◆ TEXT ◆
[Start of section]
FIGURE 1: Schematic diagram of yeast sphingolipid biosynthesis from endogenous and exogenous precursors. Myriocin is a potent inhibitor of SPT (Sun et al., 2000 ), which is the first and rate-limiting enzyme of the sphingolipid biosynthesis pathway (Buede et al. (more ...)
Another important question concerns how Orm-mediated sphingolipid homeostasis may function in a physiological context. Increasing evidence suggests that various stimuli trigger accumulation of sphingoid intermediates, which in turn function as bioactive molecules mediating cellular responses (Hannun and Obeid, 2008
; Dickson, 2010
). For instance, heat stress–induced sphingoid intermediates act as signaling molecules to induce cellular responses such as translation initiation of heat shock proteins, gene regulation, and cell cycle arrest (Dickson et al., 1997
; Mao et al., 1999
; Jenkins and Hannun, 2001
; Cowart and Hannun, 2005
; Cowart et al., 2010
; Meier et al., 2006
; Han et al., 2010
). It is striking that several groups demonstrated that heat stress induces sphingolipid biosynthesis in a rapid and transient manner (Dickson et al., 1997
; Jenkins et al., 1997
; Jenkins, 2003
; Wells et al., 1998
; Mao et al., 1999
; Skrzypek et al., 1999
), suggesting that biosynthesis of sphingoid intermediates in response to stresses requires precise temporal regulation. We hypothesize that the dynamic changes in sphingoid intermediate levels upon heat stress may be caused by and/or may lead to changes of Orm phosphorylation. If this is the case, heat stress could serve as a model system to address the mechanism of how Orm phosphoregulation functions in the response of sphingolipid biosynthesis to stress in general.
A recent study showed that yeast protein kinases 1 and 2 (Ypk1/2), the homologues of mammalian serum- and glucocorticoid-inducible kinase (Casamayor et al., 1999
), directly phosphorylate Orm proteins in vitro (Roelants et al., 2011
). This result suggests that Ypk kinase may regulate sphingolipid homeostasis through its phosphorylation of the Orm proteins. However, whether Ypk kinase activity indeed affects sphingolipid production has not been examined. Of interest, the Ypk kinases were previously considered to be downstream of heat-induced sphingolipid base accumulation (Sun et al., 2000
; Friant et al., 2001
; Liu et al., 2005
; Hannun and Obeid, 2008
; Dickson, 2010
). Thus, testing for a possible role for Ypk kinase activity in the sphingolipid biosynthesis response to heat stress is an important goal.
[End of section]
◆ YOUR OBJECTIVE ◆
Rewrite the paragraph of the sphingolipid text that begins "A recent study showed" as a short bulleted list that keeps its main facts.

◆ INPUT DATA ◆
[Start of section]
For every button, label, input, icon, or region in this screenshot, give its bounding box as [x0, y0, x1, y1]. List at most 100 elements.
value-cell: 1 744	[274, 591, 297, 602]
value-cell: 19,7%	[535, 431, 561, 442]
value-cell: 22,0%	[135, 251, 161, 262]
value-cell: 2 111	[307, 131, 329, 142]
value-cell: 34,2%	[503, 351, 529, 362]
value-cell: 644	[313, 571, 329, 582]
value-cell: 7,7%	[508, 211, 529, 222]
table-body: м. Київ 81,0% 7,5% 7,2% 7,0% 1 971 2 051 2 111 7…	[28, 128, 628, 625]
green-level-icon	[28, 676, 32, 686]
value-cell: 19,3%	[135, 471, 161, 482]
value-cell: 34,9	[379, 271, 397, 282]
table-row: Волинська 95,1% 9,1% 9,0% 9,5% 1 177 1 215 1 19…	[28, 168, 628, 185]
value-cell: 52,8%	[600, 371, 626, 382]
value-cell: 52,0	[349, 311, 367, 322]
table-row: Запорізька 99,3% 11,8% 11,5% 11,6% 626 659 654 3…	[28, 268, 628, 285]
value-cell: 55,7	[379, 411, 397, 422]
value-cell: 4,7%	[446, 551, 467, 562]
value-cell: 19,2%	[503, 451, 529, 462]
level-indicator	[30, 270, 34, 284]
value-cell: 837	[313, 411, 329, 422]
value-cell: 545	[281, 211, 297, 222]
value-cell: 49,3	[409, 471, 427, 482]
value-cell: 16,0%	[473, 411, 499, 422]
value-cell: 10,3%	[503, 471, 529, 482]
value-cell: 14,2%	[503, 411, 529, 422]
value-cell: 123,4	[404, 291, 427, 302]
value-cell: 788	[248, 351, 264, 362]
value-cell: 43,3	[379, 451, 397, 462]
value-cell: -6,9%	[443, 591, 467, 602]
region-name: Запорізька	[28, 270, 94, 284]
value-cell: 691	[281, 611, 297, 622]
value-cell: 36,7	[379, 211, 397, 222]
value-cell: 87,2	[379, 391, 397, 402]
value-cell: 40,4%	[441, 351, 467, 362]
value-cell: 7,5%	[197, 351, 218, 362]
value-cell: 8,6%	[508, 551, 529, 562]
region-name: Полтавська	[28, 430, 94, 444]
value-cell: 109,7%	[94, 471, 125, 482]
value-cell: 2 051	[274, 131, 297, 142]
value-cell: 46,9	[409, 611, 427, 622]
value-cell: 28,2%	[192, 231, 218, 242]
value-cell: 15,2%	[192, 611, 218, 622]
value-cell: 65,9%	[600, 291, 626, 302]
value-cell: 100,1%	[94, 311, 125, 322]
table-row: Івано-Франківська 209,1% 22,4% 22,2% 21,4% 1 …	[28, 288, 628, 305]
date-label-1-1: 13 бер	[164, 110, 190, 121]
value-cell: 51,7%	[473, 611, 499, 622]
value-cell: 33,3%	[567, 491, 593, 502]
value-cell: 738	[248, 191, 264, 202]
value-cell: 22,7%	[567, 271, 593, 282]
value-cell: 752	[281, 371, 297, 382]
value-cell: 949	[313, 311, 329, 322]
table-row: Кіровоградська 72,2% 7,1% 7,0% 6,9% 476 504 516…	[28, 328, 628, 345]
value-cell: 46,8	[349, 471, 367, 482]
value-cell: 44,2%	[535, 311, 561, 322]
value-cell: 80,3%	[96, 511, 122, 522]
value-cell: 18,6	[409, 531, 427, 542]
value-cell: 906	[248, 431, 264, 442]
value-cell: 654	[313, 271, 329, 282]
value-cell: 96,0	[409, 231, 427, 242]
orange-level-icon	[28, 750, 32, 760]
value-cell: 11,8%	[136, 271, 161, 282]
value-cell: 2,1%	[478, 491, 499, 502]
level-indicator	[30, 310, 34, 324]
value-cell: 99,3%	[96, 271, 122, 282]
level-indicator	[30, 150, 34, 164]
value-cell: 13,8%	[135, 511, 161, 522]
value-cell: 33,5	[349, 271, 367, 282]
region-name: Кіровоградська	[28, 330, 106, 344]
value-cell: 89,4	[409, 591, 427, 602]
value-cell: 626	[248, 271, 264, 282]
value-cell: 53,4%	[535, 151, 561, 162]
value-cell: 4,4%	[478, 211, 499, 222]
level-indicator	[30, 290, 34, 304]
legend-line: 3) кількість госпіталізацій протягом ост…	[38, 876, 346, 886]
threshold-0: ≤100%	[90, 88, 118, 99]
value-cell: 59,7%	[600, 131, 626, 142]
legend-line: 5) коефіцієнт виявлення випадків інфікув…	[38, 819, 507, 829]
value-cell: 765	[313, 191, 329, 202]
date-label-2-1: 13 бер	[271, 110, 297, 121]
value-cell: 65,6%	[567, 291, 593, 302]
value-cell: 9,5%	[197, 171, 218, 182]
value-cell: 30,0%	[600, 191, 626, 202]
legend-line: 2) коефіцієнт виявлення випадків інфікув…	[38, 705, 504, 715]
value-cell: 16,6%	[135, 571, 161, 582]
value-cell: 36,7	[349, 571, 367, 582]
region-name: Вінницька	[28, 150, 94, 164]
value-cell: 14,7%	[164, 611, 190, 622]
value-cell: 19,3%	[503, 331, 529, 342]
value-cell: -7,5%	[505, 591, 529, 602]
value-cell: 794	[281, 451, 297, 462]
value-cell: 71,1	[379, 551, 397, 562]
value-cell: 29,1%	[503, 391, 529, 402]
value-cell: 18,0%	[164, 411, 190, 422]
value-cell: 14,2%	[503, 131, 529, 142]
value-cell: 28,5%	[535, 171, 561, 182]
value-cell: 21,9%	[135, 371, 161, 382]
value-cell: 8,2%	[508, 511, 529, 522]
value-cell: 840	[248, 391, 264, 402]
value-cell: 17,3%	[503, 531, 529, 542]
[End of section]
◆ THE COMPLETED TASK ◆
- Ypk1/2 (yeast protein kinases 1 and 2), homologues of mammalian serum- and glucocorticoid-inducible kinase, directly phosphorylate Orm proteins in vitro.
- This suggests Ypk kinase may regulate sphingolipid homeostasis by phosphorylating the Orm proteins.
- Whether Ypk kinase activity actually affects sphingolipid production has not been examined.
- The Ypk kinases were previously considered to act downstream of heat-induced sphingolipid base accumulation.
- Testing whether Ypk kinase activity plays a role in the sphingolipid biosynthesis response to heat stress is therefore an important goal.